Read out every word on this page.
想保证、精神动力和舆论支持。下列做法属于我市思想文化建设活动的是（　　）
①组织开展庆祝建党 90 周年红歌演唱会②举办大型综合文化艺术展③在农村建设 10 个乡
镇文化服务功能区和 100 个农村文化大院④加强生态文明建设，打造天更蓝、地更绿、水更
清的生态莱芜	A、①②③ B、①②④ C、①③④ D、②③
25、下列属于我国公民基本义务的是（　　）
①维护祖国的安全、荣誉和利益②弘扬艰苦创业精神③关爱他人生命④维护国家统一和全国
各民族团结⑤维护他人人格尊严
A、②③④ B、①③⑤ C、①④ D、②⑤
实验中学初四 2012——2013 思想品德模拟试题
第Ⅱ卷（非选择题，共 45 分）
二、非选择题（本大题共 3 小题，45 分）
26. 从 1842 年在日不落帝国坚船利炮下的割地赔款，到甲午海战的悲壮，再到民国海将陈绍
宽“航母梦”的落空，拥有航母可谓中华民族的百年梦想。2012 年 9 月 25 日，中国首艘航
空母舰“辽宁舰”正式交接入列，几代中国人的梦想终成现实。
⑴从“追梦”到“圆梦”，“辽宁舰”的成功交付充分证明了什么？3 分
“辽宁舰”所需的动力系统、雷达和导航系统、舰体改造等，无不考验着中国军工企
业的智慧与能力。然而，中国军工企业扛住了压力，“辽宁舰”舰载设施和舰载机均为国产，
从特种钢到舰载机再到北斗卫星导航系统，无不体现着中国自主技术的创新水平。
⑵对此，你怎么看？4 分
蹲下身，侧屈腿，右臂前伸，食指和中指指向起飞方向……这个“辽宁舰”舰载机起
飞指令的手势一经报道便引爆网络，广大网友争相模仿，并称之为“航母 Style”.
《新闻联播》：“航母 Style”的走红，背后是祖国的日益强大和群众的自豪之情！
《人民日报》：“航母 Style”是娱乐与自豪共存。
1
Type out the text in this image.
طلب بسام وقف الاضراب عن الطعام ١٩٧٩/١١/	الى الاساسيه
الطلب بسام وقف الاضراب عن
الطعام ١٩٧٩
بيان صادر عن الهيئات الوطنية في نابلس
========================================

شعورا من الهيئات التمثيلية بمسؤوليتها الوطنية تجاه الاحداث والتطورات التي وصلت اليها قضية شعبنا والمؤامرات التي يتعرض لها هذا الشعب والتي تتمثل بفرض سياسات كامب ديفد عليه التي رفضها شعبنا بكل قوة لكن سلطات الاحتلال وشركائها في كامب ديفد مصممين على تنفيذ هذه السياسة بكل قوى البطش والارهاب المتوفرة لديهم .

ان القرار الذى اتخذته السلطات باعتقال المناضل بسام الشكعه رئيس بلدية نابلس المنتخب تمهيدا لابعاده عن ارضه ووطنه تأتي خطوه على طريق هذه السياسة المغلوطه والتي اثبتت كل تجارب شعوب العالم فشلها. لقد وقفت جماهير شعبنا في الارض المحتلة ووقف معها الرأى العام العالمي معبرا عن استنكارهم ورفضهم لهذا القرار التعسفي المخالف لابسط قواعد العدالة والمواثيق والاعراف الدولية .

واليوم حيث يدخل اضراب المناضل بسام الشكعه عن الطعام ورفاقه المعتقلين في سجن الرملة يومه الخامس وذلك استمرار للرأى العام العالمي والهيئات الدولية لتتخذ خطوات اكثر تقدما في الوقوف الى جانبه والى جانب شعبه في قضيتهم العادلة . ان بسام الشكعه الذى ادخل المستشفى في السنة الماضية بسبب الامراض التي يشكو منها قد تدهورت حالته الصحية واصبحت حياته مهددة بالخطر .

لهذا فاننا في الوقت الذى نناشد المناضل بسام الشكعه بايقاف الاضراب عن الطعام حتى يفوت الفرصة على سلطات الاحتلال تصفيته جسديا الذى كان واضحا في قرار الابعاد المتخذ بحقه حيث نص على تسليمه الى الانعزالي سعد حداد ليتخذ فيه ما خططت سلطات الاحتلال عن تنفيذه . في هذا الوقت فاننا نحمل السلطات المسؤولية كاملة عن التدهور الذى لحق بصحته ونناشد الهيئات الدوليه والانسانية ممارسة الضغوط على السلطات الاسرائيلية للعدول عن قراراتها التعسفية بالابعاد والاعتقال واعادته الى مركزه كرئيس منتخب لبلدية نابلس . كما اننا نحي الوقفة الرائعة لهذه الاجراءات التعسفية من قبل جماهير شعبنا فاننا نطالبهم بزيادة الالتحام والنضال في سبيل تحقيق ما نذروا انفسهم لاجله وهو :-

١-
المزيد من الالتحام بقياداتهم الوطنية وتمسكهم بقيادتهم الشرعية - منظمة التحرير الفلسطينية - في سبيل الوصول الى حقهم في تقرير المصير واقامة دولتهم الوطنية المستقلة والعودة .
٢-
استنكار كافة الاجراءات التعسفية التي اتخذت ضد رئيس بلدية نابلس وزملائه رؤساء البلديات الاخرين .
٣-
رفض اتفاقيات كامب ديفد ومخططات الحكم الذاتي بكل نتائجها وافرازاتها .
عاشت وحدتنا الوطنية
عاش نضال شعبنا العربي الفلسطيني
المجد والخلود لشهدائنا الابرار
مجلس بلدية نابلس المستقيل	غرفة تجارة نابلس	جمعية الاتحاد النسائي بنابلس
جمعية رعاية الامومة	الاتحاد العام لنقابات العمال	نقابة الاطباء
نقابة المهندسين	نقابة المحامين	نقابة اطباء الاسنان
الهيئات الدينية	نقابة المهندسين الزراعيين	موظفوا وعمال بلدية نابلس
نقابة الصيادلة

= PROBLEM TO WORK ON =
Copy all data exactly, start to finish.

= FINAL RESULT =
Read out every word on this page.
想保证、精神动力和舆论支持。下列做法属于我市思想文化建设活动的是（　　）
①组织开展庆祝建党 90 周年红歌演唱会②举办大型综合文化艺术展③在农村建设 10 个乡
镇文化服务功能区和 100 个农村文化大院④加强生态文明建设，打造天更蓝、地更绿、水更
清的生态莱芜	A、①②③ B、①②④ C、①③④ D、②③
25、下列属于我国公民基本义务的是（　　）
①维护祖国的安全、荣誉和利益②弘扬艰苦创业精神③关爱他人生命④维护国家统一和全国
各民族团结⑤维护他人人格尊严
A、②③④ B、①③⑤ C、①④ D、②⑤
实验中学初四 2012——2013 思想品德模拟试题
第Ⅱ卷（非选择题，共 45 分）
二、非选择题（本大题共 3 小题，45 分）
26. 从 1842 年在日不落帝国坚船利炮下的割地赔款，到甲午海战的悲壮，再到民国海将陈绍
宽“航母梦”的落空，拥有航母可谓中华民族的百年梦想。2012 年 9 月 25 日，中国首艘航
空母舰“辽宁舰”正式交接入列，几代中国人的梦想终成现实。
⑴从“追梦”到“圆梦”，“辽宁舰”的成功交付充分证明了什么？3 分
“辽宁舰”所需的动力系统、雷达和导航系统、舰体改造等，无不考验着中国军工企
业的智慧与能力。然而，中国军工企业扛住了压力，“辽宁舰”舰载设施和舰载机均为国产，
从特种钢到舰载机再到北斗卫星导航系统，无不体现着中国自主技术的创新水平。
⑵对此，你怎么看？4 分
蹲下身，侧屈腿，右臂前伸，食指和中指指向起飞方向……这个“辽宁舰”舰载机起
飞指令的手势一经报道便引爆网络，广大网友争相模仿，并称之为“航母 Style”.
《新闻联播》：“航母 Style”的走红，背后是祖国的日益强大和群众的自豪之情！
《人民日报》：“航母 Style”是娱乐与自豪共存。
1
Type out the text in this image.
طلب بسام وقف الاضراب عن الطعام ١٩٧٩/١١/	الى الاساسيه
الطلب بسام وقف الاضراب عن
الطعام ١٩٧٩
بيان صادر عن الهيئات الوطنية في نابلس
========================================

شعورا من الهيئات التمثيلية بمسؤوليتها الوطنية تجاه الاحداث والتطورات التي وصلت اليها قضية شعبنا والمؤامرات التي يتعرض لها هذا الشعب والتي تتمثل بفرض سياسات كامب ديفد عليه التي رفضها شعبنا بكل قوة لكن سلطات الاحتلال وشركائها في كامب ديفد مصممين على تنفيذ هذه السياسة بكل قوى البطش والارهاب المتوفرة لديهم .

ان القرار الذى اتخذته السلطات باعتقال المناضل بسام الشكعه رئيس بلدية نابلس المنتخب تمهيدا لابعاده عن ارضه ووطنه تأتي خطوه على طريق هذه السياسة المغلوطه والتي اثبتت كل تجارب شعوب العالم فشلها. لقد وقفت جماهير شعبنا في الارض المحتلة ووقف معها الرأى العام العالمي معبرا عن استنكارهم ورفضهم لهذا القرار التعسفي المخالف لابسط قواعد العدالة والمواثيق والاعراف الدولية .

واليوم حيث يدخل اضراب المناضل بسام الشكعه عن الطعام ورفاقه المعتقلين في سجن الرملة يومه الخامس وذلك استمرار للرأى العام العالمي والهيئات الدولية لتتخذ خطوات اكثر تقدما في الوقوف الى جانبه والى جانب شعبه في قضيتهم العادلة . ان بسام الشكعه الذى ادخل المستشفى في السنة الماضية بسبب الامراض التي يشكو منها قد تدهورت حالته الصحية واصبحت حياته مهددة بالخطر .

لهذا فاننا في الوقت الذى نناشد المناضل بسام الشكعه بايقاف الاضراب عن الطعام حتى يفوت الفرصة على سلطات الاحتلال تصفيته جسديا الذى كان واضحا في قرار الابعاد المتخذ بحقه حيث نص على تسليمه الى الانعزالي سعد حداد ليتخذ فيه ما خططت سلطات الاحتلال عن تنفيذه . في هذا الوقت فاننا نحمل السلطات المسؤولية كاملة عن التدهور الذى لحق بصحته ونناشد الهيئات الدوليه والانسانية ممارسة الضغوط على السلطات الاسرائيلية للعدول عن قراراتها التعسفية بالابعاد والاعتقال واعادته الى مركزه كرئيس منتخب لبلدية نابلس . كما اننا نحي الوقفة الرائعة لهذه الاجراءات التعسفية من قبل جماهير شعبنا فاننا نطالبهم بزيادة الالتحام والنضال في سبيل تحقيق ما نذروا انفسهم لاجله وهو :-

١-
المزيد من الالتحام بقياداتهم الوطنية وتمسكهم بقيادتهم الشرعية - منظمة التحرير الفلسطينية - في سبيل الوصول الى حقهم في تقرير المصير واقامة دولتهم الوطنية المستقلة والعودة .
٢-
استنكار كافة الاجراءات التعسفية التي اتخذت ضد رئيس بلدية نابلس وزملائه رؤساء البلديات الاخرين .
٣-
رفض اتفاقيات كامب ديفد ومخططات الحكم الذاتي بكل نتائجها وافرازاتها .
عاشت وحدتنا الوطنية
عاش نضال شعبنا العربي الفلسطيني
المجد والخلود لشهدائنا الابرار
مجلس بلدية نابلس المستقيل	غرفة تجارة نابلس	جمعية الاتحاد النسائي بنابلس
جمعية رعاية الامومة	الاتحاد العام لنقابات العمال	نقابة الاطباء
نقابة المهندسين	نقابة المحامين	نقابة اطباء الاسنان
الهيئات الدينية	نقابة المهندسين الزراعيين	موظفوا وعمال بلدية نابلس
نقابة الصيادلة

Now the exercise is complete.